▶ Items listed in a dataset
____
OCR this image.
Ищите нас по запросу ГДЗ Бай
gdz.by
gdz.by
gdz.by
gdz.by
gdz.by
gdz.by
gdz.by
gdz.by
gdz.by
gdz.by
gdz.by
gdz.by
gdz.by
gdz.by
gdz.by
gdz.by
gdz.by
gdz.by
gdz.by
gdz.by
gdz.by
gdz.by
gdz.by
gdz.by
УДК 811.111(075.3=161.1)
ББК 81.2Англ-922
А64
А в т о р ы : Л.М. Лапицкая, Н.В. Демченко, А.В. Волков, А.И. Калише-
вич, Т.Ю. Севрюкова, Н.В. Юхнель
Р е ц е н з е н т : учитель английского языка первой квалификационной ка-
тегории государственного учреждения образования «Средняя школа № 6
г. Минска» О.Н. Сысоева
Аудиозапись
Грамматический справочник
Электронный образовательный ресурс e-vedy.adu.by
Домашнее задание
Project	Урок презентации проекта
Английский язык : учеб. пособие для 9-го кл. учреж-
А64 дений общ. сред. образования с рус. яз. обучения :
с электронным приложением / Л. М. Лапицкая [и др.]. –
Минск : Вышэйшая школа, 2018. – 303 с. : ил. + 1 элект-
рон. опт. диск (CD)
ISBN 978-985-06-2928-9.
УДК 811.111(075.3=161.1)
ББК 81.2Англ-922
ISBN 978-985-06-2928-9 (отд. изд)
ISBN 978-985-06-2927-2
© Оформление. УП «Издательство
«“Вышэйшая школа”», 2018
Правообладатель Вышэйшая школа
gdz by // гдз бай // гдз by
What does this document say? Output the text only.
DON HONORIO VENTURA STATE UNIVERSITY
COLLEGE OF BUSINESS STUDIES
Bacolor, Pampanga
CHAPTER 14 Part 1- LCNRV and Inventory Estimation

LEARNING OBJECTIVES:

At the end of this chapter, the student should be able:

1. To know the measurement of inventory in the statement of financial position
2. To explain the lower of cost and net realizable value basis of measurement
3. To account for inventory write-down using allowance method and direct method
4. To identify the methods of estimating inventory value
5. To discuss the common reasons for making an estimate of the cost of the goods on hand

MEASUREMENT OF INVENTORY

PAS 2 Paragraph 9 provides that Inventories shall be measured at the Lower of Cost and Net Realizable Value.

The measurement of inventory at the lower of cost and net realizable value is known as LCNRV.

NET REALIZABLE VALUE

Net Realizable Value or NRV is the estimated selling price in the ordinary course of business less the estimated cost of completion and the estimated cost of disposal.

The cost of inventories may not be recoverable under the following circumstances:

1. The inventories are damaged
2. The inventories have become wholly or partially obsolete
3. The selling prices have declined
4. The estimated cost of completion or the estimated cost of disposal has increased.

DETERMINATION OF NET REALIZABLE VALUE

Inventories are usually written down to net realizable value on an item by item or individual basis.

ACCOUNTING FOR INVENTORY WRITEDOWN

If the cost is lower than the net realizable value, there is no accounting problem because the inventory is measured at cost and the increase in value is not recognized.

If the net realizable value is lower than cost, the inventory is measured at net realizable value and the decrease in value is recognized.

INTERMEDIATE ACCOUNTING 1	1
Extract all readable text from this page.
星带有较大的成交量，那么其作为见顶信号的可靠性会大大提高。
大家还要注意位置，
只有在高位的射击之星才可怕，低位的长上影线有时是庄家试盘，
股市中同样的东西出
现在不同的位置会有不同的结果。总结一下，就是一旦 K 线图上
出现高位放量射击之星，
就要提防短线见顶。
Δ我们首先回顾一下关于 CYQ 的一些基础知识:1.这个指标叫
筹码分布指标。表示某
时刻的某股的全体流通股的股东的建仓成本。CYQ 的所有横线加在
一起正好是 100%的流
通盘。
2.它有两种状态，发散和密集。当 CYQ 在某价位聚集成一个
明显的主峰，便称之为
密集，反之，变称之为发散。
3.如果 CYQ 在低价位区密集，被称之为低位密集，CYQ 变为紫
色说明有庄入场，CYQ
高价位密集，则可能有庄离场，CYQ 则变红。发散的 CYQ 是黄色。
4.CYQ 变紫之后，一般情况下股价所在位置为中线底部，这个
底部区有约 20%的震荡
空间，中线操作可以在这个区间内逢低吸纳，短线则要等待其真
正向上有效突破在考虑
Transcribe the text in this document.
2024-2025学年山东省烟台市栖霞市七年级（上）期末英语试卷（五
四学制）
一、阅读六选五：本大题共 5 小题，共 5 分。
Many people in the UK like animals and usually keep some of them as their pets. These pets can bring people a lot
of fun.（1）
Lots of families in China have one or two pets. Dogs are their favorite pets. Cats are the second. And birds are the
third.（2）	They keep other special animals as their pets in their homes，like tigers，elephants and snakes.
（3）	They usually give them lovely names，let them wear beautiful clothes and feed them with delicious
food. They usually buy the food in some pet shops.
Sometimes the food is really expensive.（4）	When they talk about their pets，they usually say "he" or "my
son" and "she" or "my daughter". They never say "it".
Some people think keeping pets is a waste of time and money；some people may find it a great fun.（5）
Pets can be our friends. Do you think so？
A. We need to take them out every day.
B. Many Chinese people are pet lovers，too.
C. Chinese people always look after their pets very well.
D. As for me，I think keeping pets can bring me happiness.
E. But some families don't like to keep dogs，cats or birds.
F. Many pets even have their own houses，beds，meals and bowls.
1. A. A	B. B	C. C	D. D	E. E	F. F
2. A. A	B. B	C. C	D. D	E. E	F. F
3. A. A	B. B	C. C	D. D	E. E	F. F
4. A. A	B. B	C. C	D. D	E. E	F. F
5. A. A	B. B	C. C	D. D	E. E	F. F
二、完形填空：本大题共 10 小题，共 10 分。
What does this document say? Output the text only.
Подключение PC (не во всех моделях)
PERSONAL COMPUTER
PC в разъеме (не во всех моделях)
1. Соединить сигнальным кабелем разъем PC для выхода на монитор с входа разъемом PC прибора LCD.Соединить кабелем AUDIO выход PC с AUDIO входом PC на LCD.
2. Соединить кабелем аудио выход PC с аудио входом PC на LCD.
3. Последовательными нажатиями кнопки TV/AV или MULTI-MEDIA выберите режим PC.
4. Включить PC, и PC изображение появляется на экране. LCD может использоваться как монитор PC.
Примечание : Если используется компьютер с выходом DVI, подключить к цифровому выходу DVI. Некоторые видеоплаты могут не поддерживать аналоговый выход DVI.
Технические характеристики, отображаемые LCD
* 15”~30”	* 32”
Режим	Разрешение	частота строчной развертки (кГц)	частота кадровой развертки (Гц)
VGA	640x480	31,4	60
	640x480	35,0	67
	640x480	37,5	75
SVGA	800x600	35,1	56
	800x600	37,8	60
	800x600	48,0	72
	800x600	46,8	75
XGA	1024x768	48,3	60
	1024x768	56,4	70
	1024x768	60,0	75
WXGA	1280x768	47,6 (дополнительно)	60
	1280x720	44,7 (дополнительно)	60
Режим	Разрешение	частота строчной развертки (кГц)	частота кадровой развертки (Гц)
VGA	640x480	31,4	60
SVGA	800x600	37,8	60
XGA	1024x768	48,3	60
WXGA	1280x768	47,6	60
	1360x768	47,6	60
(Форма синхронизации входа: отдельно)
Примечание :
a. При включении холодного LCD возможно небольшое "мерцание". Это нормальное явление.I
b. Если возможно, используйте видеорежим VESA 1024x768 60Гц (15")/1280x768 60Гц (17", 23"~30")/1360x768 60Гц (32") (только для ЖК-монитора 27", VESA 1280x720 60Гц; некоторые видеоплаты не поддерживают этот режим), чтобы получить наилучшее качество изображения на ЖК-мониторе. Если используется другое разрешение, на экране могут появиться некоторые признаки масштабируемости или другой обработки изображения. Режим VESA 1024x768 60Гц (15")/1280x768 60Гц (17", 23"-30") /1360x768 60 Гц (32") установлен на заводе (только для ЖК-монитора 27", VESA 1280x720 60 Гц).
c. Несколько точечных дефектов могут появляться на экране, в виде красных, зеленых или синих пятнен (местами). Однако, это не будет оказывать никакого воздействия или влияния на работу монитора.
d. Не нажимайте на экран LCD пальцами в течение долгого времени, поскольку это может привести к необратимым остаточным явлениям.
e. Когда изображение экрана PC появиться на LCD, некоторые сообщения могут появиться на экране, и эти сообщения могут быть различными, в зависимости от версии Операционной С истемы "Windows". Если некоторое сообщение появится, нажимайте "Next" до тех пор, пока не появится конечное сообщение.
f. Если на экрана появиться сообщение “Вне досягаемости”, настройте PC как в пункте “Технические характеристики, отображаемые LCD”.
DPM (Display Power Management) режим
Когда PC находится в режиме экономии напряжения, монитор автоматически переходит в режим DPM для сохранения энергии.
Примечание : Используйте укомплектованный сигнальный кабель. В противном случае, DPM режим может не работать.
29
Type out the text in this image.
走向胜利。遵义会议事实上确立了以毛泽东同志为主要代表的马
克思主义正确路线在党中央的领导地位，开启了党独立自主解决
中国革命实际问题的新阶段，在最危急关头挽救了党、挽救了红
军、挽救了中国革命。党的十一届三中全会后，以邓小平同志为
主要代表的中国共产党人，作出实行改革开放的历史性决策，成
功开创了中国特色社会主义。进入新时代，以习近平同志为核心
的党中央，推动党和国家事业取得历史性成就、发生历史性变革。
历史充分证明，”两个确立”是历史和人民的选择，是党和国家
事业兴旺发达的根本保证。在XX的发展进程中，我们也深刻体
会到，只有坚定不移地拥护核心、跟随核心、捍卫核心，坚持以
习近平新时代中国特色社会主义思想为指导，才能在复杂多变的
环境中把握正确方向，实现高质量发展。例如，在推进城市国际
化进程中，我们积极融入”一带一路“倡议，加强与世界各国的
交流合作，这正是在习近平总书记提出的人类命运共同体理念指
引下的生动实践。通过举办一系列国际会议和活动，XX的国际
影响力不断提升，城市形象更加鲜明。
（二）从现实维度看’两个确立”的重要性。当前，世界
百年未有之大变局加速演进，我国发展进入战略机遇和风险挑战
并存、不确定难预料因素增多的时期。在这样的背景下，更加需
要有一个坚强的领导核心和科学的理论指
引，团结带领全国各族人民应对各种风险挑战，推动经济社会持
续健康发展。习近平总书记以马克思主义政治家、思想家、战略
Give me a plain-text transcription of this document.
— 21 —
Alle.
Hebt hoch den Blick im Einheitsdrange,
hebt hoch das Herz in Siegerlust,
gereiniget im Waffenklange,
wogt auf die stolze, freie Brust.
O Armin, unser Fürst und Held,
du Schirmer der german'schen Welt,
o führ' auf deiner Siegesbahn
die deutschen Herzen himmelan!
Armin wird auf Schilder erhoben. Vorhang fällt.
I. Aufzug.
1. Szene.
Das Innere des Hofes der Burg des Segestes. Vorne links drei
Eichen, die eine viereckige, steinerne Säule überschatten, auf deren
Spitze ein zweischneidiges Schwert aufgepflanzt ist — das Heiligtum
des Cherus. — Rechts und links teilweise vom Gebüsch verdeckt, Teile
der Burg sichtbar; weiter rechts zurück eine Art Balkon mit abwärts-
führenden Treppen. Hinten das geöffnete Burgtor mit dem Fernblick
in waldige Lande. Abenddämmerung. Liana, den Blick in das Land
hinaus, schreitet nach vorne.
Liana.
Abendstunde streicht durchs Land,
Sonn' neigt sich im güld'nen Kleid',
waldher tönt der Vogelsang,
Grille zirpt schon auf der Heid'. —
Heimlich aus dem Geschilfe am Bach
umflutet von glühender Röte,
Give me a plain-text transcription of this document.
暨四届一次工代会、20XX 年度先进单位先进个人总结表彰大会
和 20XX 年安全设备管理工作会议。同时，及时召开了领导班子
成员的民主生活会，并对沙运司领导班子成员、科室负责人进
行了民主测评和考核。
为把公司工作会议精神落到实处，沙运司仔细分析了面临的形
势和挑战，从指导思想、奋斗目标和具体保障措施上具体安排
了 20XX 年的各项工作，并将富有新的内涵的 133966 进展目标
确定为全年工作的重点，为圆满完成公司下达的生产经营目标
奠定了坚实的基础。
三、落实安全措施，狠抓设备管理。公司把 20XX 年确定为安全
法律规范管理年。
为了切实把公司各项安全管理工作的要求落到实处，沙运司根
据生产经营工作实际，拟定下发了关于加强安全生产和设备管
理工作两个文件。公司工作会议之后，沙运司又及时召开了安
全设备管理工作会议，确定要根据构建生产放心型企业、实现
____
▶ GIVEN INSTRUCTION
Above are the records. Identify each line that contains the word "ISBN".

▶ RESPONSE TO THIS TASK
ISBN 978-985-06-2928-9.
ISBN 978-985-06-2928-9 (отд. изд)
ISBN 978-985-06-2927-2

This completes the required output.